**WHAT YOU WILL DO:**
Filter the entries below, keeping only lines with the word "Labour".

**INPUT DATA:**
--

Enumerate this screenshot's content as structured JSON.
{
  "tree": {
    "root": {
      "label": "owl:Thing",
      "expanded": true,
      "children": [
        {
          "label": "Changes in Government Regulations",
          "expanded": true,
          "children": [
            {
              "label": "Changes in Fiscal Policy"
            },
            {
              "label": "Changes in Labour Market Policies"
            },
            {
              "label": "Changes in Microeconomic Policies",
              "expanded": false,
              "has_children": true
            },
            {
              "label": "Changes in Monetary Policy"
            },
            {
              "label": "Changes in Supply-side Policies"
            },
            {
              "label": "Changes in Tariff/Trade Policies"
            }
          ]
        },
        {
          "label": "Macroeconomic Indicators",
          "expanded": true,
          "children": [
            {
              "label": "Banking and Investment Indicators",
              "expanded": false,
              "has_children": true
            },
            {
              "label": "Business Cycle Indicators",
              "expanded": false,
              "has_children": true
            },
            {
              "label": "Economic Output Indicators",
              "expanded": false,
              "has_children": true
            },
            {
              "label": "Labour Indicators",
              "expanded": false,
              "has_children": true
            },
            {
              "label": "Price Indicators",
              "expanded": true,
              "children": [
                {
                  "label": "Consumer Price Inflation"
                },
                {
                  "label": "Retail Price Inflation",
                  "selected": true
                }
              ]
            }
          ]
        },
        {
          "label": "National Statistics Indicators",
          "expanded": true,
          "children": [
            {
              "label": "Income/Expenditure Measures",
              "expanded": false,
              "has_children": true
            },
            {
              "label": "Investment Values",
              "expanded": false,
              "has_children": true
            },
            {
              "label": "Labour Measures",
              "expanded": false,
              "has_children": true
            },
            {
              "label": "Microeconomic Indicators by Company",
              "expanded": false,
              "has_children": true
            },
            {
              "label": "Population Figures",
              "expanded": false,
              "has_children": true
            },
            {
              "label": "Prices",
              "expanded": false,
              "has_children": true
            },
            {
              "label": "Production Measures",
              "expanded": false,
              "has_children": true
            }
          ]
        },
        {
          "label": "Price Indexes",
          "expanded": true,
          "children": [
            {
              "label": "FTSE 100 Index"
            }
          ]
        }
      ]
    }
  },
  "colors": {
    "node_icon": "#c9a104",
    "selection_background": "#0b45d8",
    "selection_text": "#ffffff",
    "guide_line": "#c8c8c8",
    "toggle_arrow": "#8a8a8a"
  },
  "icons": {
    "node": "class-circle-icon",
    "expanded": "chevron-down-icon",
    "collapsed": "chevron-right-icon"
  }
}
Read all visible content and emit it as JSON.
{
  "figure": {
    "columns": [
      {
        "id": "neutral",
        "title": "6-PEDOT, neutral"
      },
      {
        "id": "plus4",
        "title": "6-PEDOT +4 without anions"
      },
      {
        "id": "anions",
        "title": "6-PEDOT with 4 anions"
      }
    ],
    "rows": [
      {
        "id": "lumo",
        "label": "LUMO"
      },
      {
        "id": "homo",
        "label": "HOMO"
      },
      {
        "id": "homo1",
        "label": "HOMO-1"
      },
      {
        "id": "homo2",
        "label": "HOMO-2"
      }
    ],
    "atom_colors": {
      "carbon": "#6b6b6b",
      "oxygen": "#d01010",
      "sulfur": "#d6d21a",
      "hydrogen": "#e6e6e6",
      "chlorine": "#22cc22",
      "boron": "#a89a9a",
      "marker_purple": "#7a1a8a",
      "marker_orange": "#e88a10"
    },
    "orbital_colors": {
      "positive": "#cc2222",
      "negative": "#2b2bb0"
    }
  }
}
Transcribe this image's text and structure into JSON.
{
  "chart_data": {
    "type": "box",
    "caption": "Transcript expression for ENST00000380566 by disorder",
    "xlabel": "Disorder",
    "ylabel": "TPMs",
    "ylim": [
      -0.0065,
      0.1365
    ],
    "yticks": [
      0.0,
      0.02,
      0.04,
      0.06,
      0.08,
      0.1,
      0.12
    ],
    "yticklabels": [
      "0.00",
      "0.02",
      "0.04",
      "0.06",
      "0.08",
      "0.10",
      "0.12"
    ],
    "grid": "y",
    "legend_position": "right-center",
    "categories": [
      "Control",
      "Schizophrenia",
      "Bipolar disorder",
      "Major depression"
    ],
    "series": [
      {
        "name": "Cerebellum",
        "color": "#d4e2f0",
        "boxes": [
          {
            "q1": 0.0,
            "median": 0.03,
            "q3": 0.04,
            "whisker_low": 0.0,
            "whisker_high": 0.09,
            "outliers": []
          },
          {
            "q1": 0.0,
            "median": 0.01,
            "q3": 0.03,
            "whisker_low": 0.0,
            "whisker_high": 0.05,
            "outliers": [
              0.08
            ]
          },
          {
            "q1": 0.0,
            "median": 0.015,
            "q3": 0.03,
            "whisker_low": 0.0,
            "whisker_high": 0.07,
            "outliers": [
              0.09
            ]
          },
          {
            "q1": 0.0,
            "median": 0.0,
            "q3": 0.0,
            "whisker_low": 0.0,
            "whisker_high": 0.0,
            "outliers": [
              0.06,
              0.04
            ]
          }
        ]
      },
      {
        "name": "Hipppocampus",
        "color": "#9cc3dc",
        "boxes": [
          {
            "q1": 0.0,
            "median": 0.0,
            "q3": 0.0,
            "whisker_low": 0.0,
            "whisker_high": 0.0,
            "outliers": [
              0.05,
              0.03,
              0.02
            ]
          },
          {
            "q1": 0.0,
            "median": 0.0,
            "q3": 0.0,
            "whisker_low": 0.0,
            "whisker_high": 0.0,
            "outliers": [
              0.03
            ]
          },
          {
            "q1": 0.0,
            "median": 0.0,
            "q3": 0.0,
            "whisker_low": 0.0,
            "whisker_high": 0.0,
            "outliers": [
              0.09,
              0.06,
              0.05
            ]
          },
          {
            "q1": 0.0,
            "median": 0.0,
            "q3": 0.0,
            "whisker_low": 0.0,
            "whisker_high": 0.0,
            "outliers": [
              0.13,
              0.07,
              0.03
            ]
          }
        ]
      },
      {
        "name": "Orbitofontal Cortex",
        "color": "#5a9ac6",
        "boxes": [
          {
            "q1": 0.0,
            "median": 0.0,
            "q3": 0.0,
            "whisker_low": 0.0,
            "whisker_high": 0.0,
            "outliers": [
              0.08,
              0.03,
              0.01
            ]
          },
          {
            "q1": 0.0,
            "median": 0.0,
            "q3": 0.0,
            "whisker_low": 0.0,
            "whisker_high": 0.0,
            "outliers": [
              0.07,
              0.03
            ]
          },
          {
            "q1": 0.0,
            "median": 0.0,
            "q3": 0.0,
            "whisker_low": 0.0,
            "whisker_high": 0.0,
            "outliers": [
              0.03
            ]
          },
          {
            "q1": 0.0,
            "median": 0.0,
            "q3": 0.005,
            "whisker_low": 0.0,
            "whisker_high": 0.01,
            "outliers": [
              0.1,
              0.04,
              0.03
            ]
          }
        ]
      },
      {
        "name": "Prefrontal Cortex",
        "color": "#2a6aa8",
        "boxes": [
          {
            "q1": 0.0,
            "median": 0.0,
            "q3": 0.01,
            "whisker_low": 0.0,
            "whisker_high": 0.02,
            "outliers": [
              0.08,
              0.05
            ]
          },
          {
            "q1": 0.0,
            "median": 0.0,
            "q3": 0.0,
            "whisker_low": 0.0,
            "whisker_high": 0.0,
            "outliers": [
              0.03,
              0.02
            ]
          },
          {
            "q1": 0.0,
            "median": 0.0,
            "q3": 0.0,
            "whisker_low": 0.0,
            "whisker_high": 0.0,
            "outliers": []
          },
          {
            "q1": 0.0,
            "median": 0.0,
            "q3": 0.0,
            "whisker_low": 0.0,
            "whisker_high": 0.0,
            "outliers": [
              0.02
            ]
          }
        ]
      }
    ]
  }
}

--

**COMPLETE RESPONSE:**
              "label": "Changes in Labour Market Policies"
              "label": "Labour Indicators",
              "label": "Labour Measures",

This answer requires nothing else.